Your task:
Using the data below, show every line where the word "appropriate" occurs.

Input for this task:
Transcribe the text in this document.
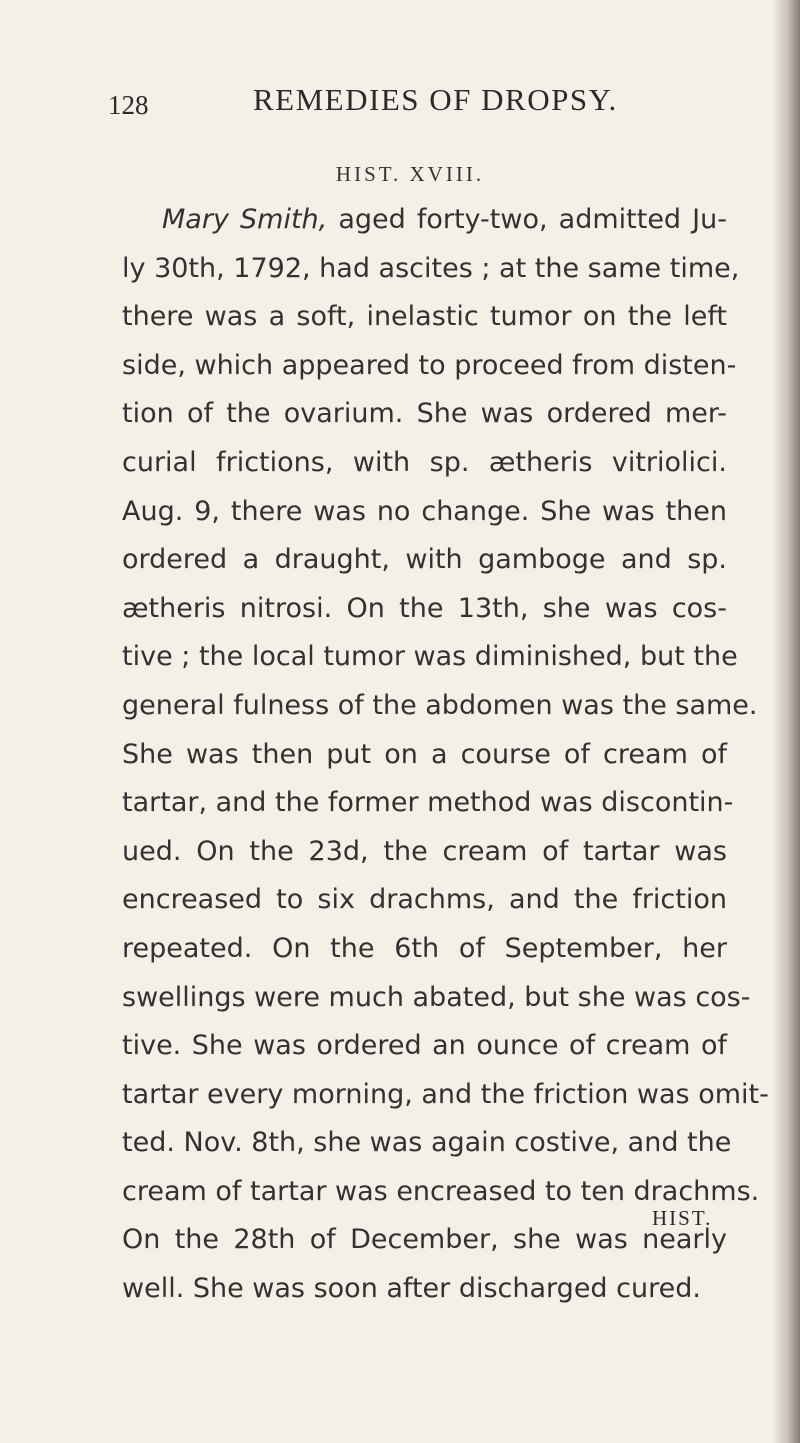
128	REMEDIES OF DROPSY.
HIST. XVIII.
Mary Smith, aged forty-two, admitted Ju-
ly 30th, 1792, had ascites ; at the same time,
there was a soft, inelastic tumor on the left
side, which appeared to proceed from disten-
tion of the ovarium. She was ordered mer-
curial frictions, with sp. ætheris vitriolici.
Aug. 9, there was no change. She was then
ordered a draught, with gamboge and sp.
ætheris nitrosi. On the 13th, she was cos-
tive ; the local tumor was diminished, but the
general fulness of the abdomen was the same.
She was then put on a course of cream of
tartar, and the former method was discontin-
ued. On the 23d, the cream of tartar was
encreased to six drachms, and the friction
repeated. On the 6th of September, her
swellings were much abated, but she was cos-
tive. She was ordered an ounce of cream of
tartar every morning, and the friction was omit-
ted. Nov. 8th, she was again costive, and the
cream of tartar was encreased to ten drachms.
On the 28th of December, she was nearly
well. She was soon after discharged cured.
HIST.
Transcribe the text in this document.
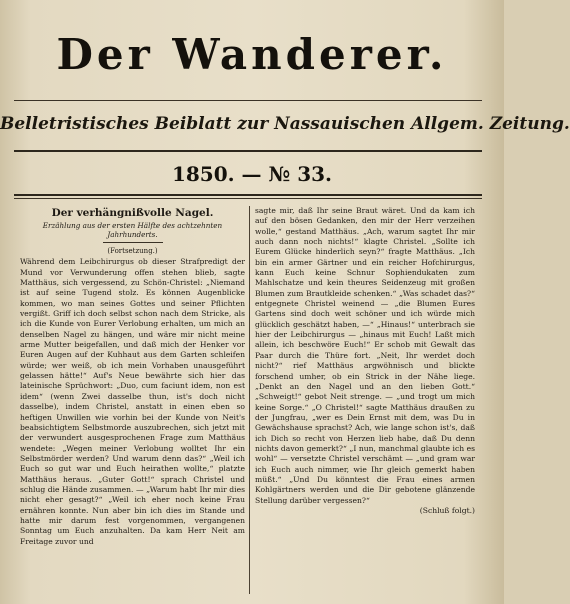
Der Wanderer.
Belletristisches Beiblatt zur Nassauischen Allgem. Zeitung.
1850. — № 33.
Der verhängnißvolle Nagel.
Erzählung aus der ersten Hälfte des achtzehnten Jahrhunderts.
(Fortsetzung.)

Während dem Leibchirurgus ob dieser Strafpredigt der Mund vor Verwunderung offen stehen blieb, sagte Matthäus, sich vergessend, zu Schön-Christel: „Niemand ist auf seine Tugend stolz. Es können Augenblicke kommen, wo man seines Gottes und seiner Pflichten vergißt. Griff ich doch selbst schon nach dem Stricke, als ich die Kunde von Eurer Verlobung erhalten, um mich an denselben Nagel zu hängen, und wäre mir nicht meine arme Mutter beigefallen, und daß mich der Henker vor Euren Augen auf der Kuhhaut aus dem Garten schleifen würde; wer weiß, ob ich mein Vorhaben unausgeführt gelassen hätte!“ Auf's Neue bewährte sich hier das lateinische Sprüchwort: „Duo, cum faciunt idem, non est idem“ (wenn Zwei dasselbe thun, ist's doch nicht dasselbe), indem Christel, anstatt in einen eben so heftigen Unwillen wie vorhin bei der Kunde von Neit's beabsichtigtem Selbstmorde auszubrechen, sich jetzt mit der verwundert ausgesprochenen Frage zum Matthäus wendete: „Wegen meiner Verlobung wolltet Ihr ein Selbstmörder werden? Und warum denn das?“ „Weil ich Euch so gut war und Euch heirathen wollte,“ platzte Matthäus heraus. „Guter Gott!“ sprach Christel und schlug die Hände zusammen. — „Warum habt Ihr mir dies nicht eher gesagt?“ „Weil ich eher noch keine Frau ernähren konnte. Nun aber bin ich dies im Stande und hatte mir darum fest vorgenommen, vergangenen Sonntag um Euch anzuhalten. Da kam Herr Neit am Freitage zuvor und

sagte mir, daß Ihr seine Braut wäret. Und da kam ich auf den bösen Gedanken, den mir der Herr verzeihen wolle,“ gestand Matthäus. „Ach, warum sagtet Ihr mir auch dann noch nichts!“ klagte Christel. „Sollte ich Eurem Glücke hinderlich seyn?“ fragte Matthäus. „Ich bin ein armer Gärtner und ein reicher Hofchirurgus, kann Euch keine Schnur Sophiendukaten zum Mahlschatze und kein theures Seidenzeug mit großen Blumen zum Brautkleide schenken.“ „Was schadet das?“ entgegnete Christel weinend — „die Blumen Eures Gartens sind doch weit schöner und ich würde mich glücklich geschätzt haben, —“ „Hinaus!“ unterbrach sie hier der Leibchirurgus — „hinaus mit Euch! Laßt mich allein, ich beschwöre Euch!“ Er schob mit Gewalt das Paar durch die Thüre fort. „Neit, Ihr werdet doch nicht?“ rief Matthäus argwöhnisch und blickte forschend umher, ob ein Strick in der Nähe liege. „Denkt an den Nagel und an den lieben Gott.“ „Schweigt!“ gebot Neit strenge. — „und trogt um mich keine Sorge.“ „O Christel!“ sagte Matthäus draußen zu der Jungfrau, „wer es Dein Ernst mit dem, was Du in Gewächshause sprachst? Ach, wie lange schon ist's, daß ich Dich so recht von Herzen lieb habe, daß Du denn nichts davon gemerkt?“ „I nun, manchmal glaubte ich es wohl“ — versetzte Christel verschämt — „und gram war ich Euch auch nimmer, wie Ihr gleich gemerkt haben müßt.“ „Und Du könntest die Frau eines armen Kohlgärtners werden und die Dir gebotene glänzende Stellung darüber vergessen?“

(Schluß folgt.)
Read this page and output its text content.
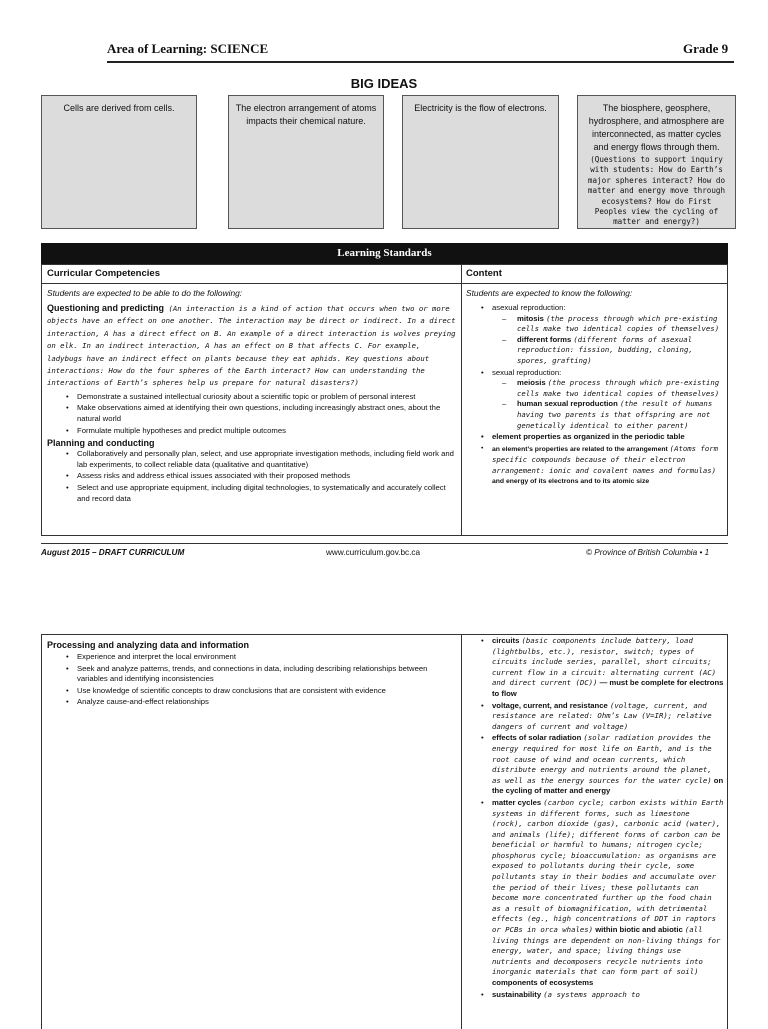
Area of Learning: SCIENCE	Grade 9
BIG IDEAS
Cells are derived from cells.	The electron arrangement of atoms impacts their chemical nature.
Electricity is the flow of electrons.	The biosphere, geosphere, hydrosphere, and atmosphere are interconnected, as matter cycles and energy flows through them.
(Questions to support inquiry with students: How do Earth’s major spheres interact? How do matter and energy move through ecosystems? How do First Peoples view the cycling of matter and energy?)
Learning Standards
Curricular Competencies	Content
Students are expected to be able to do the following:
Questioning and predicting (An interaction is a kind of action that occurs when two or more objects have an effect on one another. The interaction may be direct or indirect. In a direct interaction, A has a direct effect on B. An example of a direct interaction is wolves preying on elk. In an indirect interaction, A has an effect on B that affects C. For example, ladybugs have an indirect effect on plants because they eat aphids. Key questions about interactions: How do the four spheres of the Earth interact? How can understanding the interactions of Earth’s spheres help us prepare for natural disasters?)
• Demonstrate a sustained intellectual curiosity about a scientific topic or problem of personal interest
• Make observations aimed at identifying their own questions, including increasingly abstract ones, about the natural world
• Formulate multiple hypotheses and predict multiple outcomes
Planning and conducting
• Collaboratively and personally plan, select, and use appropriate investigation methods, including field work and lab experiments, to collect reliable data (qualitative and quantitative)
• Assess risks and address ethical issues associated with their proposed methods
• Select and use appropriate equipment, including digital technologies, to systematically and accurately collect and record data
Students are expected to know the following:
• asexual reproduction:
– mitosis (the process through which pre-existing cells make two identical copies of themselves)
– different forms (different forms of asexual reproduction: fission, budding, cloning, spores, grafting)
• sexual reproduction:
– meiosis (the process through which pre-existing cells make two identical copies of themselves)
– human sexual reproduction (the result of humans having two parents is that offspring are not genetically identical to either parent)
• element properties as organized in the periodic table
• an element’s properties are related to the arrangement (Atoms form specific compounds because of their electron arrangement: ionic and covalent names and formulas) and energy of its electrons and to its atomic size
August 2015 – DRAFT CURRICULUM	www.curriculum.gov.bc.ca	© Province of British Columbia • 1
Processing and analyzing data and information
• Experience and interpret the local environment
• Seek and analyze patterns, trends, and connections in data, including describing relationships between variables and identifying inconsistencies
• Use knowledge of scientific concepts to draw conclusions that are consistent with evidence
• Analyze cause-and-effect relationships
• circuits (basic components include battery, load (lightbulbs, etc.), resistor, switch; types of circuits include series, parallel, short circuits; current flow in a circuit: alternating current (AC) and direct current (DC)) — must be complete for electrons to flow
• voltage, current, and resistance (voltage, current, and resistance are related: Ohm’s Law (V=IR); relative dangers of current and voltage)
• effects of solar radiation (solar radiation provides the energy required for most life on Earth, and is the root cause of wind and ocean currents, which distribute energy and nutrients around the planet, as well as the energy sources for the water cycle) on the cycling of matter and energy
• matter cycles (carbon cycle; carbon exists within Earth systems in different forms, such as limestone (rock), carbon dioxide (gas), carbonic acid (water), and animals (life); different forms of carbon can be beneficial or harmful to humans; nitrogen cycle; phosphorus cycle; bioaccumulation: as organisms are exposed to pollutants during their cycle, some pollutants stay in their bodies and accumulate over the period of their lives; these pollutants can become more concentrated further up the food chain as a result of biomagnification, with detrimental effects (eg., high concentrations of DDT in raptors or PCBs in orca whales) within biotic and abiotic (all living things are dependent on non-living things for energy, water, and space; living things use nutrients and decomposers recycle nutrients into inorganic materials that can form part of soil) components of ecosystems
• sustainability (a systems approach to
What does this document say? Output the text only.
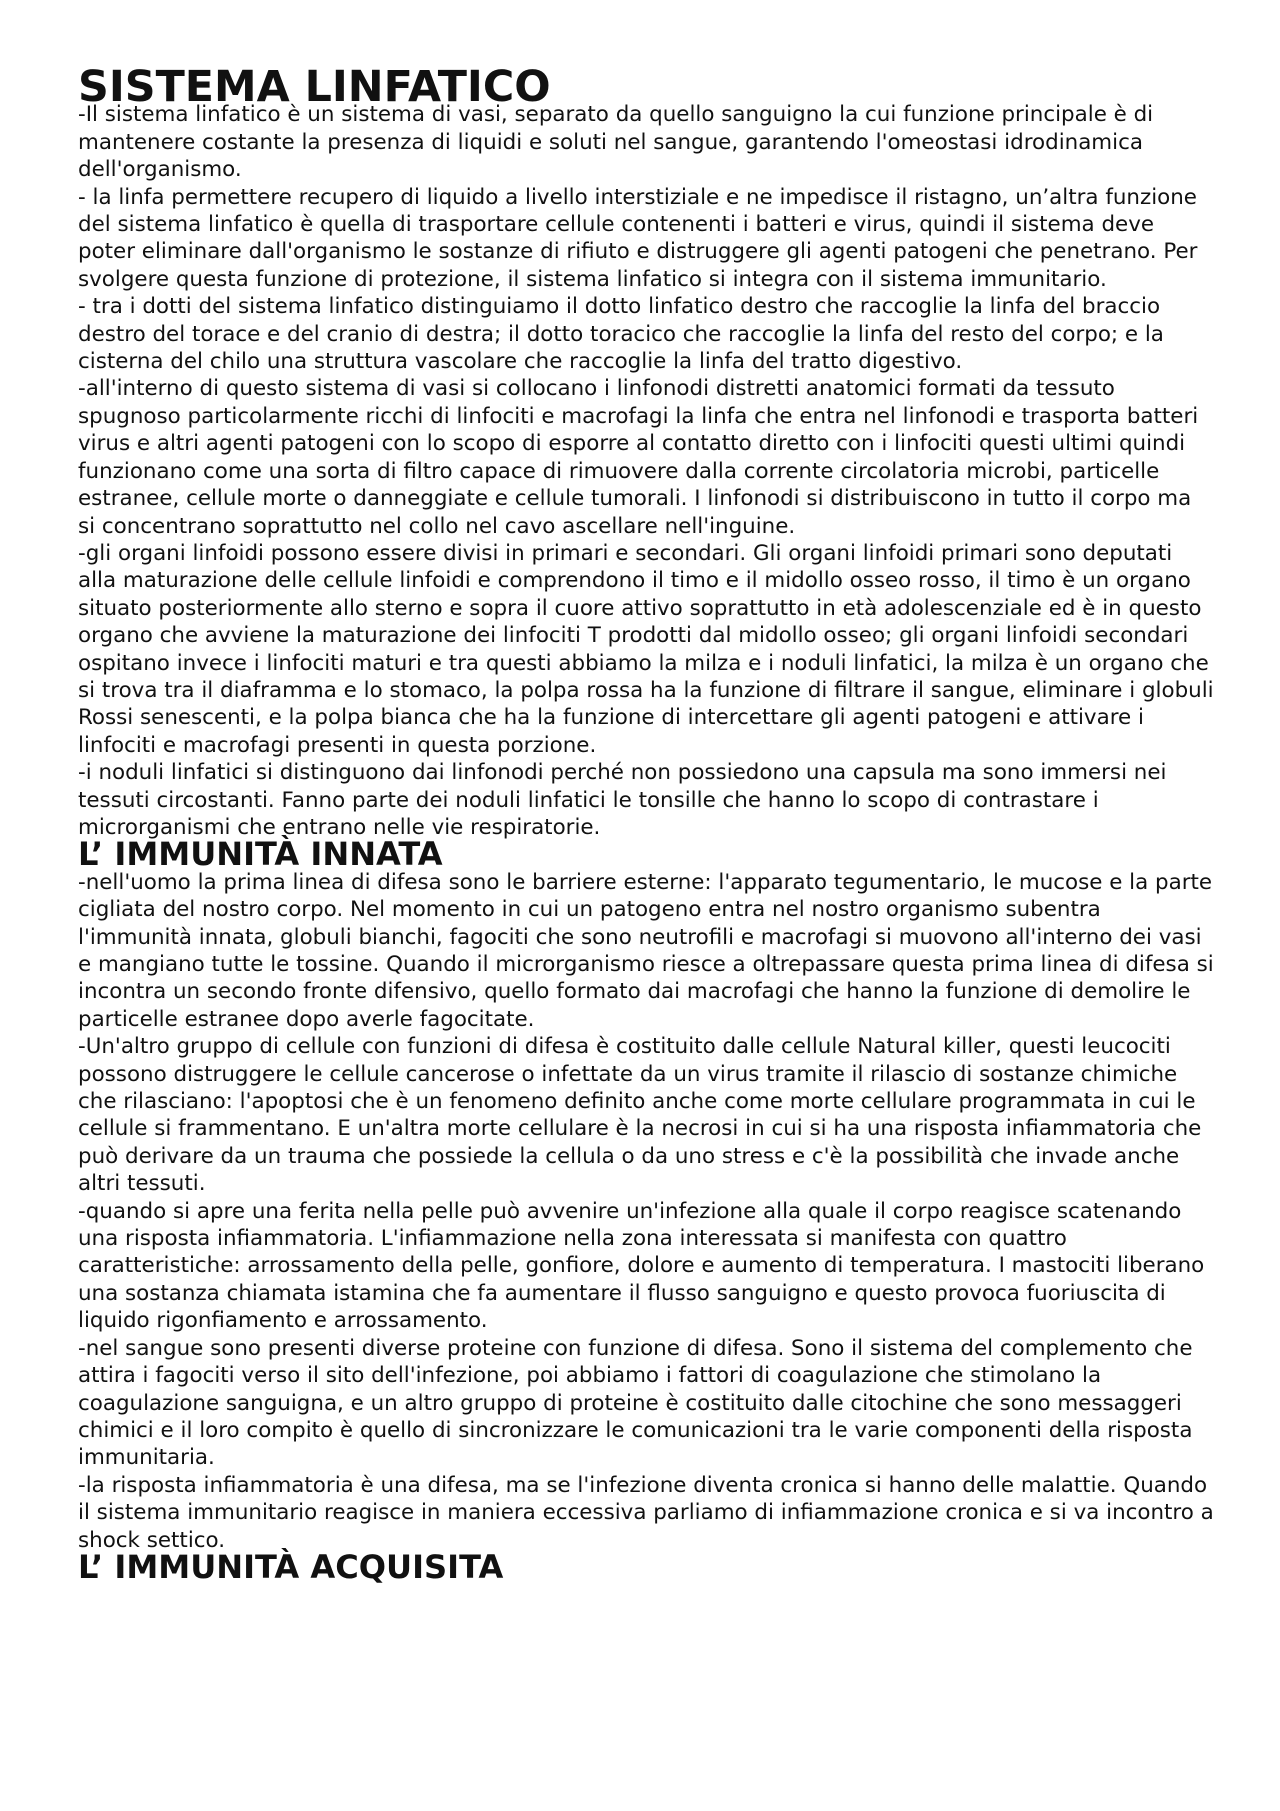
SISTEMA LINFATICO

-Il sistema linfatico è un sistema di vasi, separato da quello sanguigno la cui funzione principale è di mantenere costante la presenza di liquidi e soluti nel sangue, garantendo l'omeostasi idrodinamica dell'organismo.

- la linfa permettere recupero di liquido a livello interstiziale e ne impedisce il ristagno, un’altra funzione del sistema linfatico è quella di trasportare cellule contenenti i batteri e virus, quindi il sistema deve poter eliminare dall'organismo le sostanze di rifiuto e distruggere gli agenti patogeni che penetrano. Per svolgere questa funzione di protezione, il sistema linfatico si integra con il sistema immunitario.

- tra i dotti del sistema linfatico distinguiamo il dotto linfatico destro che raccoglie la linfa del braccio destro del torace e del cranio di destra; il dotto toracico che raccoglie la linfa del resto del corpo; e la cisterna del chilo una struttura vascolare che raccoglie la linfa del tratto digestivo.

-all'interno di questo sistema di vasi si collocano i linfonodi distretti anatomici formati da tessuto spugnoso particolarmente ricchi di linfociti e macrofagi la linfa che entra nel linfonodi e trasporta batteri virus e altri agenti patogeni con lo scopo di esporre al contatto diretto con i linfociti questi ultimi quindi funzionano come una sorta di filtro capace di rimuovere dalla corrente circolatoria microbi, particelle estranee, cellule morte o danneggiate e cellule tumorali. I linfonodi si distribuiscono in tutto il corpo ma si concentrano soprattutto nel collo nel cavo ascellare nell'inguine.

-gli organi linfoidi possono essere divisi in primari e secondari. Gli organi linfoidi primari sono deputati alla maturazione delle cellule linfoidi e comprendono il timo e il midollo osseo rosso, il timo è un organo situato posteriormente allo sterno e sopra il cuore attivo soprattutto in età adolescenziale ed è in questo organo che avviene la maturazione dei linfociti T prodotti dal midollo osseo; gli organi linfoidi secondari ospitano invece i linfociti maturi e tra questi abbiamo la milza e i noduli linfatici, la milza è un organo che si trova tra il diaframma e lo stomaco, la polpa rossa ha la funzione di filtrare il sangue, eliminare i globuli Rossi senescenti, e la polpa bianca che ha la funzione di intercettare gli agenti patogeni e attivare i linfociti e macrofagi presenti in questa porzione.

-i noduli linfatici si distinguono dai linfonodi perché non possiedono una capsula ma sono immersi nei tessuti circostanti. Fanno parte dei noduli linfatici le tonsille che hanno lo scopo di contrastare i microrganismi che entrano nelle vie respiratorie.

L’ IMMUNITÀ INNATA

-nell'uomo la prima linea di difesa sono le barriere esterne: l'apparato tegumentario, le mucose e la parte cigliata del nostro corpo. Nel momento in cui un patogeno entra nel nostro organismo subentra l'immunità innata, globuli bianchi, fagociti che sono neutrofili e macrofagi si muovono all'interno dei vasi e mangiano tutte le tossine. Quando il microrganismo riesce a oltrepassare questa prima linea di difesa si incontra un secondo fronte difensivo, quello formato dai macrofagi che hanno la funzione di demolire le particelle estranee dopo averle fagocitate.

-Un'altro gruppo di cellule con funzioni di difesa è costituito dalle cellule Natural killer, questi leucociti possono distruggere le cellule cancerose o infettate da un virus tramite il rilascio di sostanze chimiche che rilasciano: l'apoptosi che è un fenomeno definito anche come morte cellulare programmata in cui le cellule si frammentano. E un'altra morte cellulare è la necrosi in cui si ha una risposta infiammatoria che può derivare da un trauma che possiede la cellula o da uno stress e c'è la possibilità che invade anche altri tessuti.

-quando si apre una ferita nella pelle può avvenire un'infezione alla quale il corpo reagisce scatenando una risposta infiammatoria. L'infiammazione nella zona interessata si manifesta con quattro caratteristiche: arrossamento della pelle, gonfiore, dolore e aumento di temperatura. I mastociti liberano una sostanza chiamata istamina che fa aumentare il flusso sanguigno e questo provoca fuoriuscita di liquido rigonfiamento e arrossamento.

-nel sangue sono presenti diverse proteine con funzione di difesa. Sono il sistema del complemento che attira i fagociti verso il sito dell'infezione, poi abbiamo i fattori di coagulazione che stimolano la coagulazione sanguigna, e un altro gruppo di proteine è costituito dalle citochine che sono messaggeri chimici e il loro compito è quello di sincronizzare le comunicazioni tra le varie componenti della risposta immunitaria.

-la risposta infiammatoria è una difesa, ma se l'infezione diventa cronica si hanno delle malattie. Quando il sistema immunitario reagisce in maniera eccessiva parliamo di infiammazione cronica e si va incontro a shock settico.

L’ IMMUNITÀ ACQUISITA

Expected answer:
• Collaboratively and personally plan, select, and use appropriate investigation methods, including field work and lab experiments, to collect reliable data (qualitative and quantitative)
• Select and use appropriate equipment, including digital technologies, to systematically and accurately collect and record data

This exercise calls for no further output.